■ SOURCE RECORDS
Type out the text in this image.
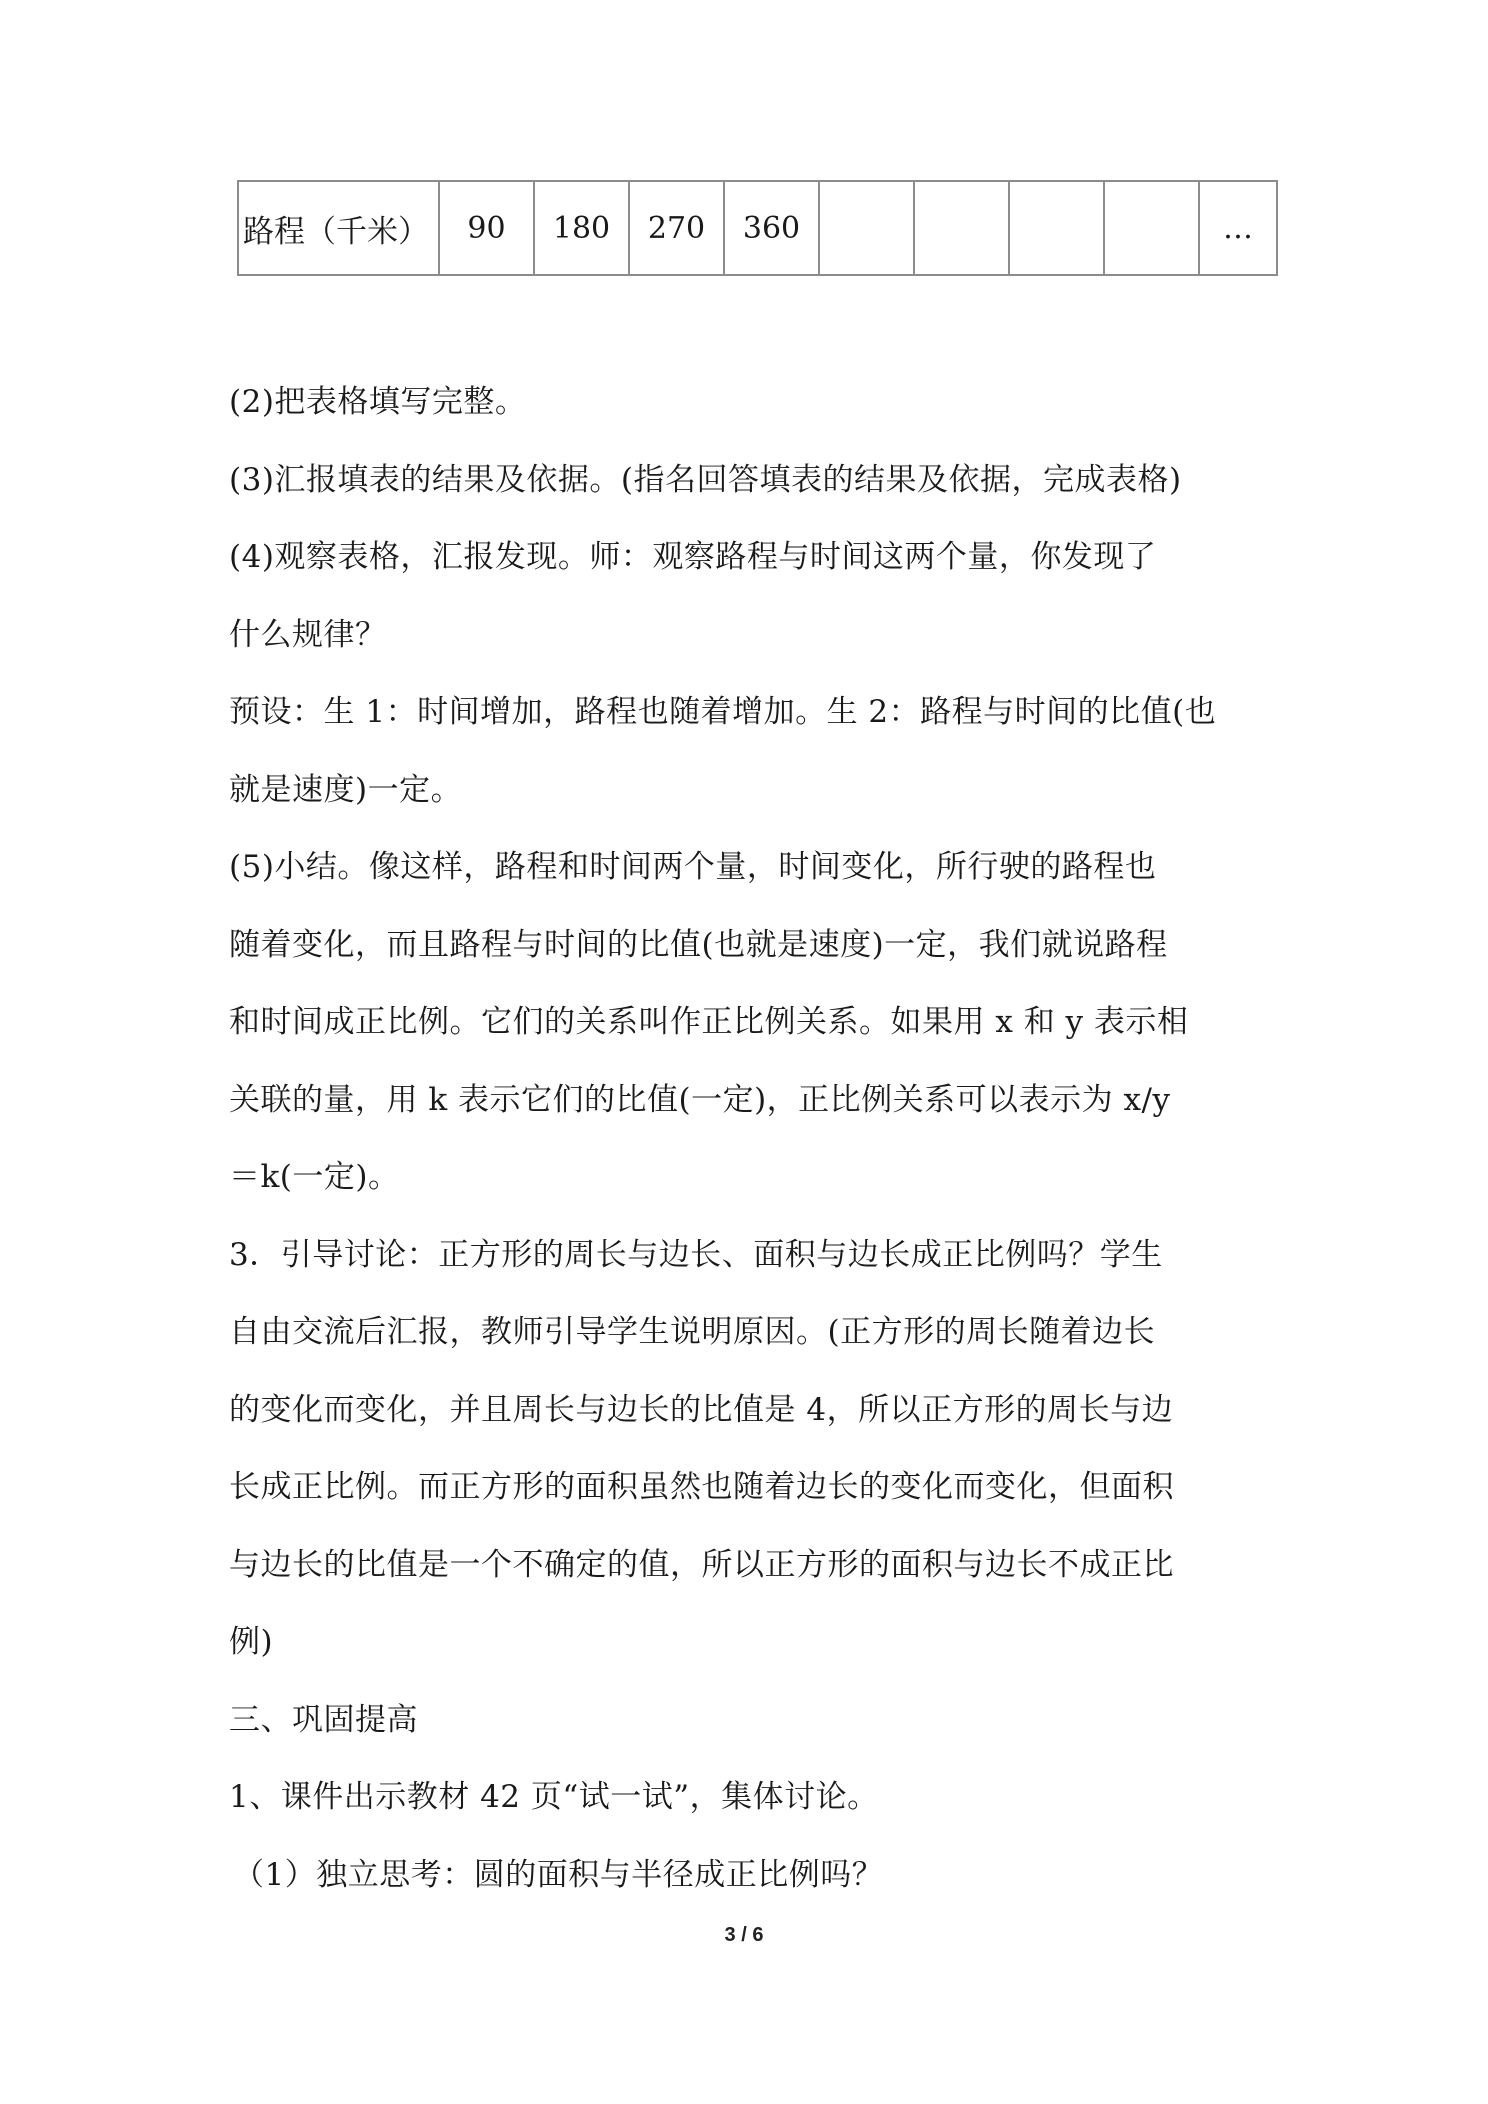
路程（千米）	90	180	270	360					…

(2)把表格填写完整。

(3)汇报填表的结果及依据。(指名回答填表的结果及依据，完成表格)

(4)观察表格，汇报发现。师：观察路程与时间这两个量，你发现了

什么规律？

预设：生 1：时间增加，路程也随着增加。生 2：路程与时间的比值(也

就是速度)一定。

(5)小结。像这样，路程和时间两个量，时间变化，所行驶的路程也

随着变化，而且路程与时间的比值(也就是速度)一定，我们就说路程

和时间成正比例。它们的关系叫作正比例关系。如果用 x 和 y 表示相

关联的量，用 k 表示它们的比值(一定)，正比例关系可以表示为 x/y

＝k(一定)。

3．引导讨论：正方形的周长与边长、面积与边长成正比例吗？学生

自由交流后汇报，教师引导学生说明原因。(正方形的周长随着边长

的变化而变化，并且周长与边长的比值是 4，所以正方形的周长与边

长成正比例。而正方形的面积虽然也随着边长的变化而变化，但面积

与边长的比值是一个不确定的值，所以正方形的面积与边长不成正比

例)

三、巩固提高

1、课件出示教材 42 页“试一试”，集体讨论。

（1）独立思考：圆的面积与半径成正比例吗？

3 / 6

==

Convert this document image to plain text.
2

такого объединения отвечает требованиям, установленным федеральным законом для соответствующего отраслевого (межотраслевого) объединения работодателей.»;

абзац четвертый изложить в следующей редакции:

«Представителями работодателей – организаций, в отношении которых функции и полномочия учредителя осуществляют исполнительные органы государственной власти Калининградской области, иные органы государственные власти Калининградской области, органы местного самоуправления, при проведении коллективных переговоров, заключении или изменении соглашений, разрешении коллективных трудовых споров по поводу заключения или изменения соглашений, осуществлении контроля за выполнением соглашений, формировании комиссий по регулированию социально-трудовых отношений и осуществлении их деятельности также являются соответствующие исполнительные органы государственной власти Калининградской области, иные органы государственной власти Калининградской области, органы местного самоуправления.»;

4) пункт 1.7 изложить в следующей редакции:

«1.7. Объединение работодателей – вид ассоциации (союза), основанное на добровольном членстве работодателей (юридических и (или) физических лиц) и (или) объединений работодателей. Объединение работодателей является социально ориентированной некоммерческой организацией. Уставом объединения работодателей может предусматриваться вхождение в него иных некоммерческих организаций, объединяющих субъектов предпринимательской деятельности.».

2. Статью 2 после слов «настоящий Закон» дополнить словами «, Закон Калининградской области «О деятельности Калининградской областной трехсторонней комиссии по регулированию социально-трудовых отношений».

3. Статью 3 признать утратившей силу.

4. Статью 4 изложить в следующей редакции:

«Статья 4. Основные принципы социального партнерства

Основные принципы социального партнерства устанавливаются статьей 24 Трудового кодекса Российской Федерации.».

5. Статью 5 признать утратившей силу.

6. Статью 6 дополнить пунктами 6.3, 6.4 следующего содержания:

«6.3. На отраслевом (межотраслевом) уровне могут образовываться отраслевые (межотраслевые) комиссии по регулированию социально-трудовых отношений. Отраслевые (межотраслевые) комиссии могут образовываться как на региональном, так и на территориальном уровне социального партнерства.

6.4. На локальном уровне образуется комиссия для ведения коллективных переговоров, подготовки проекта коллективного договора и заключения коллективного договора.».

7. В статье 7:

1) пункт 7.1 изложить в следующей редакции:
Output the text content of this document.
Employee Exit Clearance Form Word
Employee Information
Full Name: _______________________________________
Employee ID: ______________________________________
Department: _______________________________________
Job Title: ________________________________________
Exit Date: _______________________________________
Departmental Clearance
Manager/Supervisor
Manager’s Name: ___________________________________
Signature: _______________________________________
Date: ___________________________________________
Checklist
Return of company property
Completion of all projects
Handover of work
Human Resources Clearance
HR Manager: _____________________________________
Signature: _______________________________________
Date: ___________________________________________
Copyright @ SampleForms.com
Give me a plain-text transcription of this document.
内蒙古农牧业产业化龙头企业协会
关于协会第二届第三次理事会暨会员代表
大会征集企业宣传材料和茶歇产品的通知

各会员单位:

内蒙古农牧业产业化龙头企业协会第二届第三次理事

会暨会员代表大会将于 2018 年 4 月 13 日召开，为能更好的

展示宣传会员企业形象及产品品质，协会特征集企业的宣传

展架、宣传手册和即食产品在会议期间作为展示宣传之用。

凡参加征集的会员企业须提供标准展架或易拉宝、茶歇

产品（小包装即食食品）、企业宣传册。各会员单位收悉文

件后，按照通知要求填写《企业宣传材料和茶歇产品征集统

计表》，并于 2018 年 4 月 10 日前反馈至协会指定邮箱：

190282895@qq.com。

■ AIM OF THE EXERCISE
Across the records above, count the lines holding "социального" and reply with that number alone.

■ ANSWER
3